TEXTAUSZUG
● ● ●

Kohlekraftwerk in Bereitschaft Der schwierige Weg zurück ans Netz
Trotz des geplanten Kohleausstiegs sollen nun einige Blöcke wieder ans Netz gehen, wenn der Bundestag heute das "Ersatzkraftwerkbereitstellungsgesetz" beschließt. In Brandenburg wird das Wiederanfahren vorbereitet - trotz diverser Hürden.
Dass die Blöcke E und F des Braunkohlekraftwerks Jänschwalde noch einmal Strom produzieren müssen: Damit hat niemand gerechnet. Doch wegen der Energiekrise könnte das jetzt Realität werden. So einfach ist das allerdings nicht. Zum 30. September 2018 wurde Block F des Kraftwerkes Jänschwalde abgeschaltet, ein Jahr später dann Block E. Seitdem sind sie in Sicherheitsbereitschaft. Sie produzieren also keinen Strom mehr. Nur in Notfallsituationen zur "Deckung des lebenswichtigen Bedarfs an Elektrizität" sollten sie zum Einsatz kommen. Für diese Notfälle blieb nur eine kleine Mannschaft in der Leitwarte. Für ein paar Stunden, zur Überbrückung, als sehr stille Reserve. Für ein längeren Betrieb reicht das nicht aus.

● ● ●

AUFGABENSTELLUNG
Wie lässt sich der Absatz, der mit „Dass die Blöcke E und F“ beginnt, aus dem Text über das Kraftwerk Jänschwalde oben als knappe Stichpunktliste fassen, ohne seine Hauptfakten zu verlieren?

● ● ●

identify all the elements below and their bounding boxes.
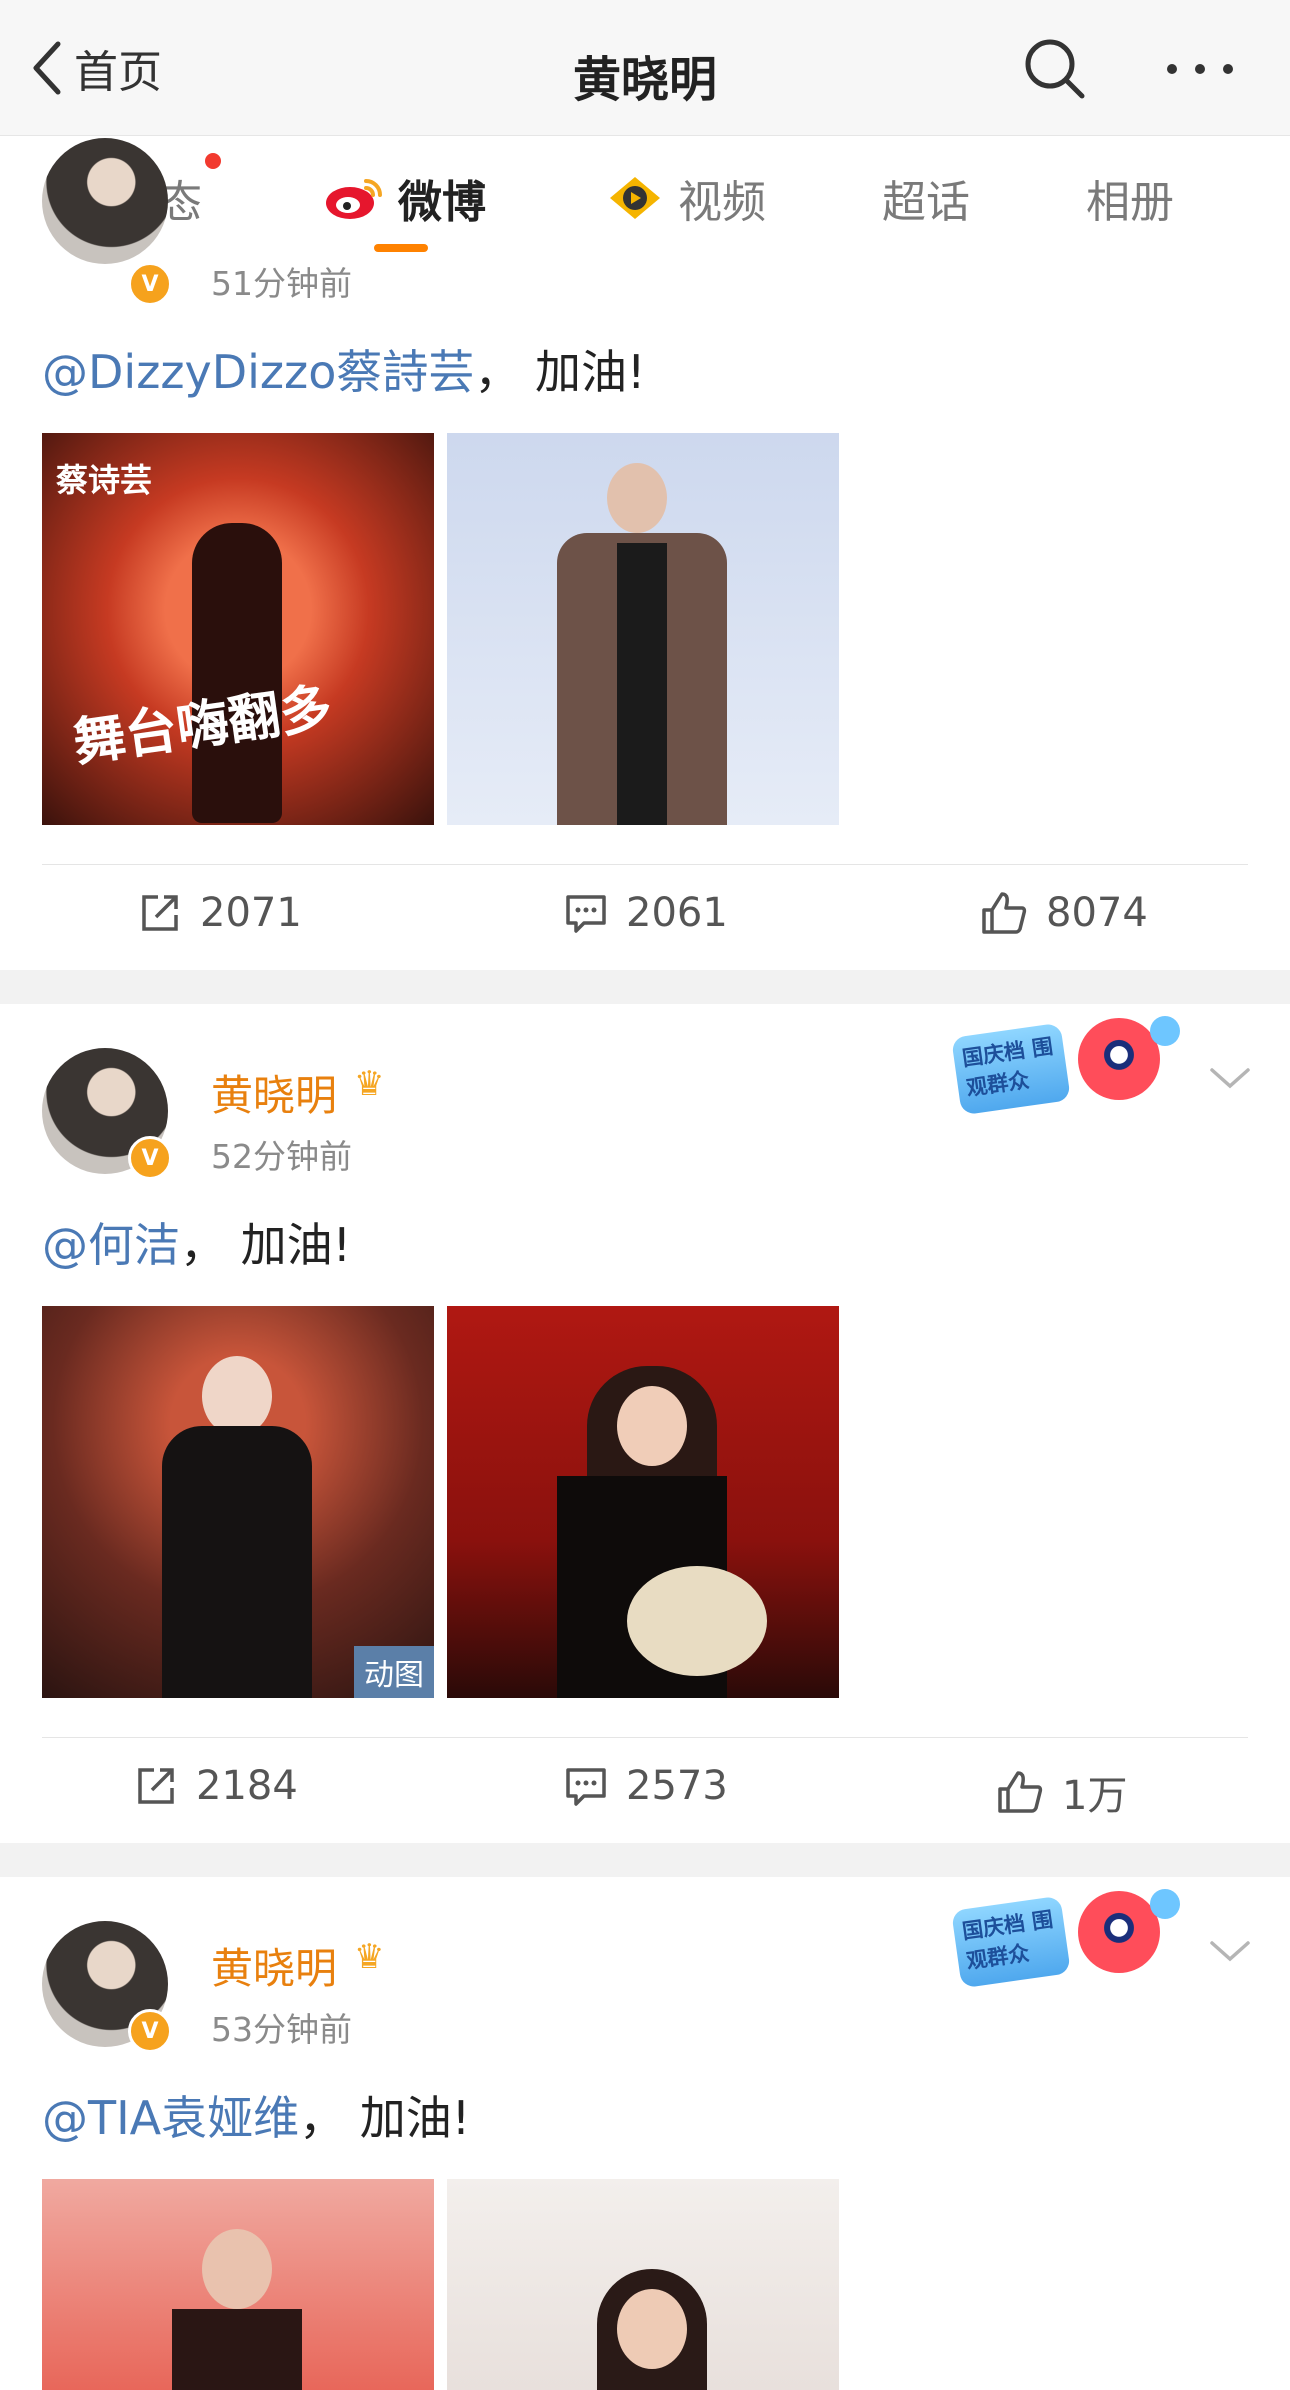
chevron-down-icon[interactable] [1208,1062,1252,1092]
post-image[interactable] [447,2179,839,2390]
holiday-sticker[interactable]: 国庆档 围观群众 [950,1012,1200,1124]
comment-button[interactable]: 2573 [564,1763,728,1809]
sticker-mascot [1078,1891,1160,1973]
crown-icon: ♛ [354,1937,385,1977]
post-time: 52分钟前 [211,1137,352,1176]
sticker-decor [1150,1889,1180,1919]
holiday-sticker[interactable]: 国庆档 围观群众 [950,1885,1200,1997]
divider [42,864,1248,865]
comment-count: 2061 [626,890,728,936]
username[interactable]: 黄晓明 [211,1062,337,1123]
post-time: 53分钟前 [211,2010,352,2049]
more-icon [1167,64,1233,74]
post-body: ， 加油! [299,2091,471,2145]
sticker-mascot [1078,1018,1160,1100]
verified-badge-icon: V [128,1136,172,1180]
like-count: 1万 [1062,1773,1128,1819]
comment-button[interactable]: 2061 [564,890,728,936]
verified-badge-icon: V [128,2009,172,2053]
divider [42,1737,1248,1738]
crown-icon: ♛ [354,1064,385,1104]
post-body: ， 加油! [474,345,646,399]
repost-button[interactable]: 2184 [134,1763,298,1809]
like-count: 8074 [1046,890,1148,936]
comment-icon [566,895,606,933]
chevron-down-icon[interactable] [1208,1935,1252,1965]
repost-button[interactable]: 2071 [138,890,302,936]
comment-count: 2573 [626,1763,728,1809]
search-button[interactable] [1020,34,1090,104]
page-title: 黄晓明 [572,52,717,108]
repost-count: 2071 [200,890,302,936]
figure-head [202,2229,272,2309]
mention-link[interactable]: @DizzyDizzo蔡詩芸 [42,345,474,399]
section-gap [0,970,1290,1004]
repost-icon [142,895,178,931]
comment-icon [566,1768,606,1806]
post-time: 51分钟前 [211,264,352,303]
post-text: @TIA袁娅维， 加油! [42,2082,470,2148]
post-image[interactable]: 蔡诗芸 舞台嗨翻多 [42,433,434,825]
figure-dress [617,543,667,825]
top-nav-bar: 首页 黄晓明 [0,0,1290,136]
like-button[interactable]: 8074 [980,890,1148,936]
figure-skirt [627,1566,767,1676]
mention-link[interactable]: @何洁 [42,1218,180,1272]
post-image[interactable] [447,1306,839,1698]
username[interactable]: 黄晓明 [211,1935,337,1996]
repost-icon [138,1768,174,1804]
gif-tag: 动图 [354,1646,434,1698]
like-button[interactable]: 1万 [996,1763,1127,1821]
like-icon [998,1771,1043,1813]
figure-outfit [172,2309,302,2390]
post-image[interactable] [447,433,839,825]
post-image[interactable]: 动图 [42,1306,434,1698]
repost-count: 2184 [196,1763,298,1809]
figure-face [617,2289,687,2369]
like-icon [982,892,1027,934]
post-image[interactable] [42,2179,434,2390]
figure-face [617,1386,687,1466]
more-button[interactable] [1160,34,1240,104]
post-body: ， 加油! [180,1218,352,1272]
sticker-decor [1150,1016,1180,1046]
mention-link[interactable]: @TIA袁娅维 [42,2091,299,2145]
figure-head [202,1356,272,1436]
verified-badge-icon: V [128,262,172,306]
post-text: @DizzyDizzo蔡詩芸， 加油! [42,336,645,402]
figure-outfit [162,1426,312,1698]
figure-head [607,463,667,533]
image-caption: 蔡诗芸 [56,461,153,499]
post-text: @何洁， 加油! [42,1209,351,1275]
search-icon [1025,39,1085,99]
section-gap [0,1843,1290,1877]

● ● ●

LÖSUNG
- Niemand hatte damit gerechnet, dass die Blöcke E und F des Braunkohlekraftwerks Jänschwalde noch einmal Strom produzieren müssen. Wegen der Energiekrise könnte das nun Realität werden, einfach ist es aber nicht.
- Block F wurde zum 30. September 2018 abgeschaltet, Block E ein Jahr später.
- Seitdem sind beide in Sicherheitsbereitschaft und produzieren keinen Strom mehr.
- Sie sollten nur in Notfallsituationen zur „Deckung des lebenswichtigen Bedarfs an Elektrizität“ zum Einsatz kommen.
- Dafür blieb nur eine kleine Mannschaft in der Leitwarte, die für einige Stunden Überbrückung reicht, nicht aber für einen längeren Betrieb.